[START THE DATA]

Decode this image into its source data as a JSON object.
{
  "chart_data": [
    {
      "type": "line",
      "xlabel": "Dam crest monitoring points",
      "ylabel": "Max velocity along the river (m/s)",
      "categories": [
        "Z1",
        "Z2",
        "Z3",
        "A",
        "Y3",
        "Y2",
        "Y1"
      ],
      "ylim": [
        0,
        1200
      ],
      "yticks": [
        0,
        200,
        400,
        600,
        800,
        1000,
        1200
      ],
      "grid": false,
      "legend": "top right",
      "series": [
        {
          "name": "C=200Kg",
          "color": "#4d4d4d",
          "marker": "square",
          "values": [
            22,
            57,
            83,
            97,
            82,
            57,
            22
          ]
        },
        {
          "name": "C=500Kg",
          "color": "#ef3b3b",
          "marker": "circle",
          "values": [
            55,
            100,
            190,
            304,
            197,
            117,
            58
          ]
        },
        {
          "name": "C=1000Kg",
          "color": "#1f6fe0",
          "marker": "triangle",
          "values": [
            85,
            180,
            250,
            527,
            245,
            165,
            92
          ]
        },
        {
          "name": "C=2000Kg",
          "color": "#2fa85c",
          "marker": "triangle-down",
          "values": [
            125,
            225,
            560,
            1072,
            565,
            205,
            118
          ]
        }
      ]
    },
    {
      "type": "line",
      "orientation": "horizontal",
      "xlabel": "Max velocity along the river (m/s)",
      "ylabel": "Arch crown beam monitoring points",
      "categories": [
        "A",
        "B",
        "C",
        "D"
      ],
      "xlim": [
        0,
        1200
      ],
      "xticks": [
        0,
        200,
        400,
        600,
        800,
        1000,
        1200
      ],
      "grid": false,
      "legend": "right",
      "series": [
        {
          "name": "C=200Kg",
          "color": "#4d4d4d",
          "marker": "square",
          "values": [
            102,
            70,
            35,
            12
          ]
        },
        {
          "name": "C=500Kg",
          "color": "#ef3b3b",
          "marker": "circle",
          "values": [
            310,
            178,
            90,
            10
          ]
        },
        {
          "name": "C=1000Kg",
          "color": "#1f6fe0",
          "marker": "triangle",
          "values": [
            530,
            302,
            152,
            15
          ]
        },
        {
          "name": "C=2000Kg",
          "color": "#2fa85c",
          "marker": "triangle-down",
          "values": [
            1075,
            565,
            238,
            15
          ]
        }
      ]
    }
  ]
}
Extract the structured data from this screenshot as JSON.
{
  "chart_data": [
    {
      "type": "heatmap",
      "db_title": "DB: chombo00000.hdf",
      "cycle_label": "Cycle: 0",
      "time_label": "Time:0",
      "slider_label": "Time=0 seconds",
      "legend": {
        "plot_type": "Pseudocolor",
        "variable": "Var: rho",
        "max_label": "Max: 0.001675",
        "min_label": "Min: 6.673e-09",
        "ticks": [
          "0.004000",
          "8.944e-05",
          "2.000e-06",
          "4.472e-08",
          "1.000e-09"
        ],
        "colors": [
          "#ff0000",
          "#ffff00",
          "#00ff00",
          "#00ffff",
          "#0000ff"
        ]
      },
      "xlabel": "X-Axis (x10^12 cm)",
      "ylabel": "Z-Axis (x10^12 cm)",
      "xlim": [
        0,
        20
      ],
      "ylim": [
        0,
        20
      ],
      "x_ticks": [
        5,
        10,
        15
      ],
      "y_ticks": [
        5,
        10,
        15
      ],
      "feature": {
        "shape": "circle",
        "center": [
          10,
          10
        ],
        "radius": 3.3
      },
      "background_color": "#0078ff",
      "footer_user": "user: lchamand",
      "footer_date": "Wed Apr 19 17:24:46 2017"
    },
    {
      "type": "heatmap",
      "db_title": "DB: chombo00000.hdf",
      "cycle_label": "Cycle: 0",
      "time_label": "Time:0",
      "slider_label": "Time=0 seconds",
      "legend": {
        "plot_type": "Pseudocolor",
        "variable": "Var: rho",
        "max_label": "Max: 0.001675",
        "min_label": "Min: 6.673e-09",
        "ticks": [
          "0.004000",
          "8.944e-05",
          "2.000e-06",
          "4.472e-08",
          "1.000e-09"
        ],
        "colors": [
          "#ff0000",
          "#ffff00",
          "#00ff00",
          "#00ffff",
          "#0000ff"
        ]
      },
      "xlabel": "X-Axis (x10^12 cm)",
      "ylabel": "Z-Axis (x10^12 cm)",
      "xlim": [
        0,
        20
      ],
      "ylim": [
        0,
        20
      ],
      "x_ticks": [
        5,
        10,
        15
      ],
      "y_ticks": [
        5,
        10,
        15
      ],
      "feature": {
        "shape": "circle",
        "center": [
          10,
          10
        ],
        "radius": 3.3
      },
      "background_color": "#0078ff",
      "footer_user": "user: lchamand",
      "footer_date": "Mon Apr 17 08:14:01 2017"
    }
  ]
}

[END THE DATA]

▶ **THE REQUEST**
Reproduce the listing above verbatim, from first line to last.

▶ **THE RESPONSE**
Decode this image into its source data as a JSON object.
{
  "chart_data": [
    {
      "type": "line",
      "xlabel": "Dam crest monitoring points",
      "ylabel": "Max velocity along the river (m/s)",
      "categories": [
        "Z1",
        "Z2",
        "Z3",
        "A",
        "Y3",
        "Y2",
        "Y1"
      ],
      "ylim": [
        0,
        1200
      ],
      "yticks": [
        0,
        200,
        400,
        600,
        800,
        1000,
        1200
      ],
      "grid": false,
      "legend": "top right",
      "series": [
        {
          "name": "C=200Kg",
          "color": "#4d4d4d",
          "marker": "square",
          "values": [
            22,
            57,
            83,
            97,
            82,
            57,
            22
          ]
        },
        {
          "name": "C=500Kg",
          "color": "#ef3b3b",
          "marker": "circle",
          "values": [
            55,
            100,
            190,
            304,
            197,
            117,
            58
          ]
        },
        {
          "name": "C=1000Kg",
          "color": "#1f6fe0",
          "marker": "triangle",
          "values": [
            85,
            180,
            250,
            527,
            245,
            165,
            92
          ]
        },
        {
          "name": "C=2000Kg",
          "color": "#2fa85c",
          "marker": "triangle-down",
          "values": [
            125,
            225,
            560,
            1072,
            565,
            205,
            118
          ]
        }
      ]
    },
    {
      "type": "line",
      "orientation": "horizontal",
      "xlabel": "Max velocity along the river (m/s)",
      "ylabel": "Arch crown beam monitoring points",
      "categories": [
        "A",
        "B",
        "C",
        "D"
      ],
      "xlim": [
        0,
        1200
      ],
      "xticks": [
        0,
        200,
        400,
        600,
        800,
        1000,
        1200
      ],
      "grid": false,
      "legend": "right",
      "series": [
        {
          "name": "C=200Kg",
          "color": "#4d4d4d",
          "marker": "square",
          "values": [
            102,
            70,
            35,
            12
          ]
        },
        {
          "name": "C=500Kg",
          "color": "#ef3b3b",
          "marker": "circle",
          "values": [
            310,
            178,
            90,
            10
          ]
        },
        {
          "name": "C=1000Kg",
          "color": "#1f6fe0",
          "marker": "triangle",
          "values": [
            530,
            302,
            152,
            15
          ]
        },
        {
          "name": "C=2000Kg",
          "color": "#2fa85c",
          "marker": "triangle-down",
          "values": [
            1075,
            565,
            238,
            15
          ]
        }
      ]
    }
  ]
}
Extract the structured data from this screenshot as JSON.
{
  "chart_data": [
    {
      "type": "heatmap",
      "db_title": "DB: chombo00000.hdf",
      "cycle_label": "Cycle: 0",
      "time_label": "Time:0",
      "slider_label": "Time=0 seconds",
      "legend": {
        "plot_type": "Pseudocolor",
        "variable": "Var: rho",
        "max_label": "Max: 0.001675",
        "min_label": "Min: 6.673e-09",
        "ticks": [
          "0.004000",
          "8.944e-05",
          "2.000e-06",
          "4.472e-08",
          "1.000e-09"
        ],
        "colors": [
          "#ff0000",
          "#ffff00",
          "#00ff00",
          "#00ffff",
          "#0000ff"
        ]
      },
      "xlabel": "X-Axis (x10^12 cm)",
      "ylabel": "Z-Axis (x10^12 cm)",
      "xlim": [
        0,
        20
      ],
      "ylim": [
        0,
        20
      ],
      "x_ticks": [
        5,
        10,
        15
      ],
      "y_ticks": [
        5,
        10,
        15
      ],
      "feature": {
        "shape": "circle",
        "center": [
          10,
          10
        ],
        "radius": 3.3
      },
      "background_color": "#0078ff",
      "footer_user": "user: lchamand",
      "footer_date": "Wed Apr 19 17:24:46 2017"
    },
    {
      "type": "heatmap",
      "db_title": "DB: chombo00000.hdf",
      "cycle_label": "Cycle: 0",
      "time_label": "Time:0",
      "slider_label": "Time=0 seconds",
      "legend": {
        "plot_type": "Pseudocolor",
        "variable": "Var: rho",
        "max_label": "Max: 0.001675",
        "min_label": "Min: 6.673e-09",
        "ticks": [
          "0.004000",
          "8.944e-05",
          "2.000e-06",
          "4.472e-08",
          "1.000e-09"
        ],
        "colors": [
          "#ff0000",
          "#ffff00",
          "#00ff00",
          "#00ffff",
          "#0000ff"
        ]
      },
      "xlabel": "X-Axis (x10^12 cm)",
      "ylabel": "Z-Axis (x10^12 cm)",
      "xlim": [
        0,
        20
      ],
      "ylim": [
        0,
        20
      ],
      "x_ticks": [
        5,
        10,
        15
      ],
      "y_ticks": [
        5,
        10,
        15
      ],
      "feature": {
        "shape": "circle",
        "center": [
          10,
          10
        ],
        "radius": 3.3
      },
      "background_color": "#0078ff",
      "footer_user": "user: lchamand",
      "footer_date": "Mon Apr 17 08:14:01 2017"
    }
  ]
}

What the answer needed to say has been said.